Exercise objective: Restate the data below word for word. Skip any images it contains.

Record extracts:
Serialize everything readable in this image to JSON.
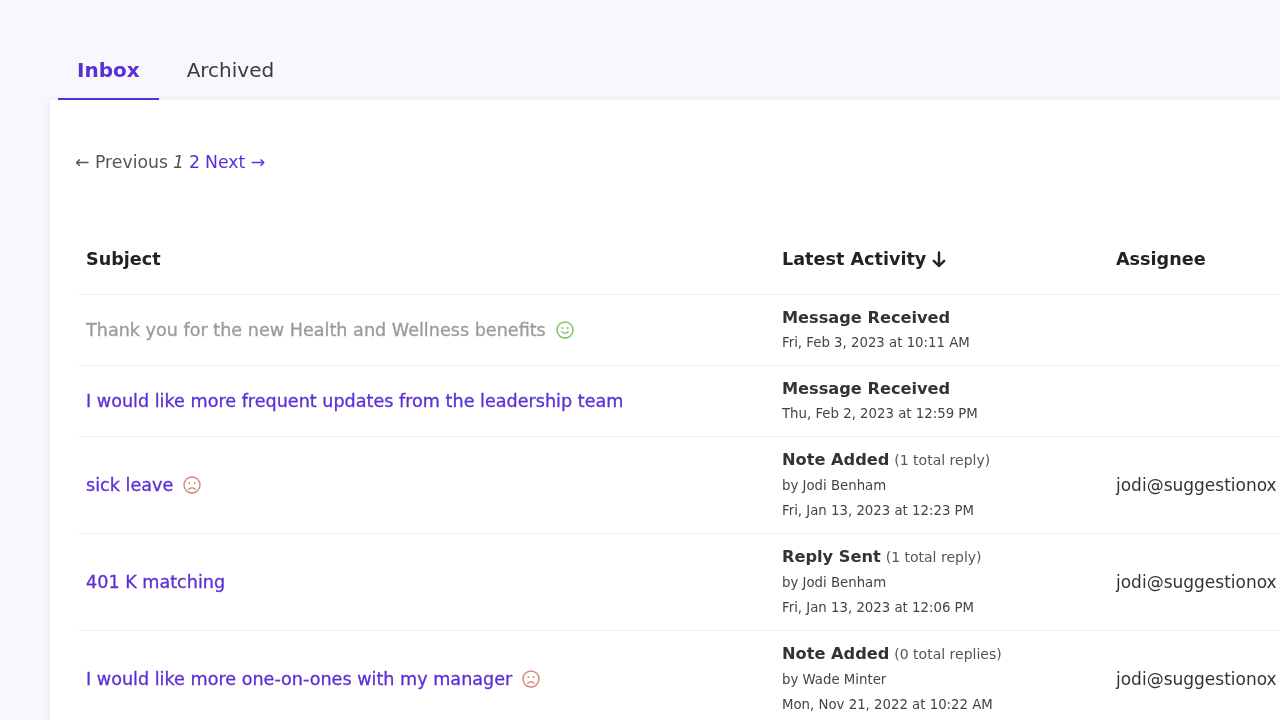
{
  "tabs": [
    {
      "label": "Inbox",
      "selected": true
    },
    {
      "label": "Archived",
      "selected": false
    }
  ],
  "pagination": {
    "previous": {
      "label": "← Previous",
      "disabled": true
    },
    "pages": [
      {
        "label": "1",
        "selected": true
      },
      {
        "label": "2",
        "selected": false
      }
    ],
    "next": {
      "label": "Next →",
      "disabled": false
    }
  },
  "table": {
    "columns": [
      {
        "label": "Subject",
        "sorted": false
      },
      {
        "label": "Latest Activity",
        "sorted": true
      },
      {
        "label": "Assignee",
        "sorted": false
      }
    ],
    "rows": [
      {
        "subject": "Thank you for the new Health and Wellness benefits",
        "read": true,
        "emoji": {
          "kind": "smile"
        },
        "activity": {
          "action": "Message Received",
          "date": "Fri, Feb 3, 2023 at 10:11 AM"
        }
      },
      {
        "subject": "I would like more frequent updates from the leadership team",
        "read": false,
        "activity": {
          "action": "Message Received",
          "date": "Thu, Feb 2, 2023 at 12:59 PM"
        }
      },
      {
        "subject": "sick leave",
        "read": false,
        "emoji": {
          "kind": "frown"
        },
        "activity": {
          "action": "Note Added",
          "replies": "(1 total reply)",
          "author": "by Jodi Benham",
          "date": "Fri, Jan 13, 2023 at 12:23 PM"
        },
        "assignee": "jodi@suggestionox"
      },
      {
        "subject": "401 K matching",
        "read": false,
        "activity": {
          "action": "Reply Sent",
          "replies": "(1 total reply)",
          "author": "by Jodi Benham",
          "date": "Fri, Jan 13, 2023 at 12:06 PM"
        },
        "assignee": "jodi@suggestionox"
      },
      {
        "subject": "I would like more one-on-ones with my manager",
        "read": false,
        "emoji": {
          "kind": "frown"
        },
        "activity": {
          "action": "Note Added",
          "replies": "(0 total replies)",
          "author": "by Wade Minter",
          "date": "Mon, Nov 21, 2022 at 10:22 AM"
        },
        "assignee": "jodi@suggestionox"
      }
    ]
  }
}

Task answer:
Serialize everything readable in this image to JSON.
{
  "tabs": [
    {
      "label": "Inbox",
      "selected": true
    },
    {
      "label": "Archived",
      "selected": false
    }
  ],
  "pagination": {
    "previous": {
      "label": "← Previous",
      "disabled": true
    },
    "pages": [
      {
        "label": "1",
        "selected": true
      },
      {
        "label": "2",
        "selected": false
      }
    ],
    "next": {
      "label": "Next →",
      "disabled": false
    }
  },
  "table": {
    "columns": [
      {
        "label": "Subject",
        "sorted": false
      },
      {
        "label": "Latest Activity",
        "sorted": true
      },
      {
        "label": "Assignee",
        "sorted": false
      }
    ],
    "rows": [
      {
        "subject": "Thank you for the new Health and Wellness benefits",
        "read": true,
        "emoji": {
          "kind": "smile"
        },
        "activity": {
          "action": "Message Received",
          "date": "Fri, Feb 3, 2023 at 10:11 AM"
        }
      },
      {
        "subject": "I would like more frequent updates from the leadership team",
        "read": false,
        "activity": {
          "action": "Message Received",
          "date": "Thu, Feb 2, 2023 at 12:59 PM"
        }
      },
      {
        "subject": "sick leave",
        "read": false,
        "emoji": {
          "kind": "frown"
        },
        "activity": {
          "action": "Note Added",
          "replies": "(1 total reply)",
          "author": "by Jodi Benham",
          "date": "Fri, Jan 13, 2023 at 12:23 PM"
        },
        "assignee": "jodi@suggestionox"
      },
      {
        "subject": "401 K matching",
        "read": false,
        "activity": {
          "action": "Reply Sent",
          "replies": "(1 total reply)",
          "author": "by Jodi Benham",
          "date": "Fri, Jan 13, 2023 at 12:06 PM"
        },
        "assignee": "jodi@suggestionox"
      },
      {
        "subject": "I would like more one-on-ones with my manager",
        "read": false,
        "emoji": {
          "kind": "frown"
        },
        "activity": {
          "action": "Note Added",
          "replies": "(0 total replies)",
          "author": "by Wade Minter",
          "date": "Mon, Nov 21, 2022 at 10:22 AM"
        },
        "assignee": "jodi@suggestionox"
      }
    ]
  }
}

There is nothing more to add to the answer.